[What the task asks] Each record needs to be echoed exactly; can you do that?

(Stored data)
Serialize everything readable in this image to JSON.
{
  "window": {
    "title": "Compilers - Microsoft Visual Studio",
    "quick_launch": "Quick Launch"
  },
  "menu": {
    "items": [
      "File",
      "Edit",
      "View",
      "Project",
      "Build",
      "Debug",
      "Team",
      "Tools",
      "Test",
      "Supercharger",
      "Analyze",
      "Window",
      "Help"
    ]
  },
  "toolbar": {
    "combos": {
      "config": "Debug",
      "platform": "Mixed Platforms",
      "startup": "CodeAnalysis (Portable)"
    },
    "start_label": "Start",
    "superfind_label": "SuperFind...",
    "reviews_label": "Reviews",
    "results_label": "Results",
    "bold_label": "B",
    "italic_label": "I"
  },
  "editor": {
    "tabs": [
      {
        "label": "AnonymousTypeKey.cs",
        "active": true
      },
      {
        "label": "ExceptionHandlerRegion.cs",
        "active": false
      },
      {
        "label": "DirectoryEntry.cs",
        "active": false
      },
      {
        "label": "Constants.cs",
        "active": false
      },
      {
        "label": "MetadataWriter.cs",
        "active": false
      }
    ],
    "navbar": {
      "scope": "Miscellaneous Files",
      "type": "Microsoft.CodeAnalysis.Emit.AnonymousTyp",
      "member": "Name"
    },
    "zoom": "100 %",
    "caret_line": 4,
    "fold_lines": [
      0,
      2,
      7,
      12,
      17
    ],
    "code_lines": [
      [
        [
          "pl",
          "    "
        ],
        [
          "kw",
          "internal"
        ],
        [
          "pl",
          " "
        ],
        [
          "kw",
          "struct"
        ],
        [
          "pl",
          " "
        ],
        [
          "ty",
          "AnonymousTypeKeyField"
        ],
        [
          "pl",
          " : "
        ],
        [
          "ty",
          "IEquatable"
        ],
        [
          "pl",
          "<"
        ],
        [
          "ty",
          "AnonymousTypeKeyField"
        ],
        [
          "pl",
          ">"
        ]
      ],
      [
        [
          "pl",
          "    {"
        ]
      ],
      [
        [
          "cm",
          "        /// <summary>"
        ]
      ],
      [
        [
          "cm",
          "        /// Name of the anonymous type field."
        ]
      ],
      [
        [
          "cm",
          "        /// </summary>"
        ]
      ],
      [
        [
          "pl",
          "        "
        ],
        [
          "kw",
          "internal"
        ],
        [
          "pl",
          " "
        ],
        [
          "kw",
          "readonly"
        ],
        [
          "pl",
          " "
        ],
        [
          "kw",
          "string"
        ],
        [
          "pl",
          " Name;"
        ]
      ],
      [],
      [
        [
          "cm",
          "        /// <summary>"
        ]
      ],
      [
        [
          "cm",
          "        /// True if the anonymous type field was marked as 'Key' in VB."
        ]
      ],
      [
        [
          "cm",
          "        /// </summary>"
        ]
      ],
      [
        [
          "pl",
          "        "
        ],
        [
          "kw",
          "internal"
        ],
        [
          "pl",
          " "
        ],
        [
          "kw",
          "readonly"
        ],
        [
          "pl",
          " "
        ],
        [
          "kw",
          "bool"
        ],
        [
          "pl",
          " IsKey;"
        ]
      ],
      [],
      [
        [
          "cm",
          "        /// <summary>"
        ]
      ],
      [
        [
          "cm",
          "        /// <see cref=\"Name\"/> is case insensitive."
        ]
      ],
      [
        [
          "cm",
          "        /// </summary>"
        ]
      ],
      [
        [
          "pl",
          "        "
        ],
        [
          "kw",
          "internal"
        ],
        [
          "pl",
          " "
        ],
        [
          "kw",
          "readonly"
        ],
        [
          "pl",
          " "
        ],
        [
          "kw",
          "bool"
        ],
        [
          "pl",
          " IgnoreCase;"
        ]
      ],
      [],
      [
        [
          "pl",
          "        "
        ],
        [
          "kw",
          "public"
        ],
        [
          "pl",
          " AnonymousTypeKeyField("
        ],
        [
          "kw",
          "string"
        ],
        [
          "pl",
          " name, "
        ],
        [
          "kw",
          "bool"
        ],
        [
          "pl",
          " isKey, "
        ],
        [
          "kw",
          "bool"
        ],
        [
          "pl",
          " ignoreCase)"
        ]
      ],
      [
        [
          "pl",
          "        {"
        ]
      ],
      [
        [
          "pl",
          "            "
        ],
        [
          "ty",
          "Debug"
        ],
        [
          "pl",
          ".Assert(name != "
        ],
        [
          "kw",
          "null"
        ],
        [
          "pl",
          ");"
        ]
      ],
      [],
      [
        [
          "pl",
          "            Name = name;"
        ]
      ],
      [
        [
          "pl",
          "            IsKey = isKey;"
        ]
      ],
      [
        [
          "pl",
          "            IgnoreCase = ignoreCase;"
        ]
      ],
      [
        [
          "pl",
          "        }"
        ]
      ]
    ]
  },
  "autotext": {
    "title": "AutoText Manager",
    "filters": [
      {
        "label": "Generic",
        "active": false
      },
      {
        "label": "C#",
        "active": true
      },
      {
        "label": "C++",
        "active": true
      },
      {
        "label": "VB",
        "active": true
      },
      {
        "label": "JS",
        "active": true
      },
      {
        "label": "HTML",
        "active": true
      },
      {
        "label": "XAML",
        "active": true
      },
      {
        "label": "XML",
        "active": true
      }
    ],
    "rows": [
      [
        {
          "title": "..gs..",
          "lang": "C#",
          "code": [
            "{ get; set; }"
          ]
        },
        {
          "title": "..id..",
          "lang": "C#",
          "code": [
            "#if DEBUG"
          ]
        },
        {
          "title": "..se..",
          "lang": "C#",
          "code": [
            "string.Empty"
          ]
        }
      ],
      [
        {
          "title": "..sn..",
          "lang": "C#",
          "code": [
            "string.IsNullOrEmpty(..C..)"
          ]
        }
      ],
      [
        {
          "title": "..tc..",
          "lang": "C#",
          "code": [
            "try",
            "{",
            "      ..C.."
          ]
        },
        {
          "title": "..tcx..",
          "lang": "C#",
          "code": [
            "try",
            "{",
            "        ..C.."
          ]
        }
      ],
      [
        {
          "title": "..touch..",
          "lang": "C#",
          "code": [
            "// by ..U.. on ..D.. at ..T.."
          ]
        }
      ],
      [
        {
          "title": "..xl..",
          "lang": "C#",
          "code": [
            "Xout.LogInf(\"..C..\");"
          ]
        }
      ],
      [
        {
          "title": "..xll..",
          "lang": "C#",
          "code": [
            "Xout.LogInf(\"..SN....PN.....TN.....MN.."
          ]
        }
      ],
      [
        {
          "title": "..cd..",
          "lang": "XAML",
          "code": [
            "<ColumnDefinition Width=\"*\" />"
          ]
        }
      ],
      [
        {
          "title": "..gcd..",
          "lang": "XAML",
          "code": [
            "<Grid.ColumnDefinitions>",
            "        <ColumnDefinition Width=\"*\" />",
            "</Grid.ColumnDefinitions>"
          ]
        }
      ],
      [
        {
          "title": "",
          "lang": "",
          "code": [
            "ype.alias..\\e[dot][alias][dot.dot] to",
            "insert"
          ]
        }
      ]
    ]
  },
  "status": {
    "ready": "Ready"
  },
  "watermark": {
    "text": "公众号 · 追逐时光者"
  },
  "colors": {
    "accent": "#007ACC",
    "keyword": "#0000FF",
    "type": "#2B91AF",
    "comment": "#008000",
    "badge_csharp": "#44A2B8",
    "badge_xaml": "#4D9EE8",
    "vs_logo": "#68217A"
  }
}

[Final result]
Serialize everything readable in this image to JSON.
{
  "window": {
    "title": "Compilers - Microsoft Visual Studio",
    "quick_launch": "Quick Launch"
  },
  "menu": {
    "items": [
      "File",
      "Edit",
      "View",
      "Project",
      "Build",
      "Debug",
      "Team",
      "Tools",
      "Test",
      "Supercharger",
      "Analyze",
      "Window",
      "Help"
    ]
  },
  "toolbar": {
    "combos": {
      "config": "Debug",
      "platform": "Mixed Platforms",
      "startup": "CodeAnalysis (Portable)"
    },
    "start_label": "Start",
    "superfind_label": "SuperFind...",
    "reviews_label": "Reviews",
    "results_label": "Results",
    "bold_label": "B",
    "italic_label": "I"
  },
  "editor": {
    "tabs": [
      {
        "label": "AnonymousTypeKey.cs",
        "active": true
      },
      {
        "label": "ExceptionHandlerRegion.cs",
        "active": false
      },
      {
        "label": "DirectoryEntry.cs",
        "active": false
      },
      {
        "label": "Constants.cs",
        "active": false
      },
      {
        "label": "MetadataWriter.cs",
        "active": false
      }
    ],
    "navbar": {
      "scope": "Miscellaneous Files",
      "type": "Microsoft.CodeAnalysis.Emit.AnonymousTyp",
      "member": "Name"
    },
    "zoom": "100 %",
    "caret_line": 4,
    "fold_lines": [
      0,
      2,
      7,
      12,
      17
    ],
    "code_lines": [
      [
        [
          "pl",
          "    "
        ],
        [
          "kw",
          "internal"
        ],
        [
          "pl",
          " "
        ],
        [
          "kw",
          "struct"
        ],
        [
          "pl",
          " "
        ],
        [
          "ty",
          "AnonymousTypeKeyField"
        ],
        [
          "pl",
          " : "
        ],
        [
          "ty",
          "IEquatable"
        ],
        [
          "pl",
          "<"
        ],
        [
          "ty",
          "AnonymousTypeKeyField"
        ],
        [
          "pl",
          ">"
        ]
      ],
      [
        [
          "pl",
          "    {"
        ]
      ],
      [
        [
          "cm",
          "        /// <summary>"
        ]
      ],
      [
        [
          "cm",
          "        /// Name of the anonymous type field."
        ]
      ],
      [
        [
          "cm",
          "        /// </summary>"
        ]
      ],
      [
        [
          "pl",
          "        "
        ],
        [
          "kw",
          "internal"
        ],
        [
          "pl",
          " "
        ],
        [
          "kw",
          "readonly"
        ],
        [
          "pl",
          " "
        ],
        [
          "kw",
          "string"
        ],
        [
          "pl",
          " Name;"
        ]
      ],
      [],
      [
        [
          "cm",
          "        /// <summary>"
        ]
      ],
      [
        [
          "cm",
          "        /// True if the anonymous type field was marked as 'Key' in VB."
        ]
      ],
      [
        [
          "cm",
          "        /// </summary>"
        ]
      ],
      [
        [
          "pl",
          "        "
        ],
        [
          "kw",
          "internal"
        ],
        [
          "pl",
          " "
        ],
        [
          "kw",
          "readonly"
        ],
        [
          "pl",
          " "
        ],
        [
          "kw",
          "bool"
        ],
        [
          "pl",
          " IsKey;"
        ]
      ],
      [],
      [
        [
          "cm",
          "        /// <summary>"
        ]
      ],
      [
        [
          "cm",
          "        /// <see cref=\"Name\"/> is case insensitive."
        ]
      ],
      [
        [
          "cm",
          "        /// </summary>"
        ]
      ],
      [
        [
          "pl",
          "        "
        ],
        [
          "kw",
          "internal"
        ],
        [
          "pl",
          " "
        ],
        [
          "kw",
          "readonly"
        ],
        [
          "pl",
          " "
        ],
        [
          "kw",
          "bool"
        ],
        [
          "pl",
          " IgnoreCase;"
        ]
      ],
      [],
      [
        [
          "pl",
          "        "
        ],
        [
          "kw",
          "public"
        ],
        [
          "pl",
          " AnonymousTypeKeyField("
        ],
        [
          "kw",
          "string"
        ],
        [
          "pl",
          " name, "
        ],
        [
          "kw",
          "bool"
        ],
        [
          "pl",
          " isKey, "
        ],
        [
          "kw",
          "bool"
        ],
        [
          "pl",
          " ignoreCase)"
        ]
      ],
      [
        [
          "pl",
          "        {"
        ]
      ],
      [
        [
          "pl",
          "            "
        ],
        [
          "ty",
          "Debug"
        ],
        [
          "pl",
          ".Assert(name != "
        ],
        [
          "kw",
          "null"
        ],
        [
          "pl",
          ");"
        ]
      ],
      [],
      [
        [
          "pl",
          "            Name = name;"
        ]
      ],
      [
        [
          "pl",
          "            IsKey = isKey;"
        ]
      ],
      [
        [
          "pl",
          "            IgnoreCase = ignoreCase;"
        ]
      ],
      [
        [
          "pl",
          "        }"
        ]
      ]
    ]
  },
  "autotext": {
    "title": "AutoText Manager",
    "filters": [
      {
        "label": "Generic",
        "active": false
      },
      {
        "label": "C#",
        "active": true
      },
      {
        "label": "C++",
        "active": true
      },
      {
        "label": "VB",
        "active": true
      },
      {
        "label": "JS",
        "active": true
      },
      {
        "label": "HTML",
        "active": true
      },
      {
        "label": "XAML",
        "active": true
      },
      {
        "label": "XML",
        "active": true
      }
    ],
    "rows": [
      [
        {
          "title": "..gs..",
          "lang": "C#",
          "code": [
            "{ get; set; }"
          ]
        },
        {
          "title": "..id..",
          "lang": "C#",
          "code": [
            "#if DEBUG"
          ]
        },
        {
          "title": "..se..",
          "lang": "C#",
          "code": [
            "string.Empty"
          ]
        }
      ],
      [
        {
          "title": "..sn..",
          "lang": "C#",
          "code": [
            "string.IsNullOrEmpty(..C..)"
          ]
        }
      ],
      [
        {
          "title": "..tc..",
          "lang": "C#",
          "code": [
            "try",
            "{",
            "      ..C.."
          ]
        },
        {
          "title": "..tcx..",
          "lang": "C#",
          "code": [
            "try",
            "{",
            "        ..C.."
          ]
        }
      ],
      [
        {
          "title": "..touch..",
          "lang": "C#",
          "code": [
            "// by ..U.. on ..D.. at ..T.."
          ]
        }
      ],
      [
        {
          "title": "..xl..",
          "lang": "C#",
          "code": [
            "Xout.LogInf(\"..C..\");"
          ]
        }
      ],
      [
        {
          "title": "..xll..",
          "lang": "C#",
          "code": [
            "Xout.LogInf(\"..SN....PN.....TN.....MN.."
          ]
        }
      ],
      [
        {
          "title": "..cd..",
          "lang": "XAML",
          "code": [
            "<ColumnDefinition Width=\"*\" />"
          ]
        }
      ],
      [
        {
          "title": "..gcd..",
          "lang": "XAML",
          "code": [
            "<Grid.ColumnDefinitions>",
            "        <ColumnDefinition Width=\"*\" />",
            "</Grid.ColumnDefinitions>"
          ]
        }
      ],
      [
        {
          "title": "",
          "lang": "",
          "code": [
            "ype.alias..\\e[dot][alias][dot.dot] to",
            "insert"
          ]
        }
      ]
    ]
  },
  "status": {
    "ready": "Ready"
  },
  "watermark": {
    "text": "公众号 · 追逐时光者"
  },
  "colors": {
    "accent": "#007ACC",
    "keyword": "#0000FF",
    "type": "#2B91AF",
    "comment": "#008000",
    "badge_csharp": "#44A2B8",
    "badge_xaml": "#4D9EE8",
    "vs_logo": "#68217A"
  }
}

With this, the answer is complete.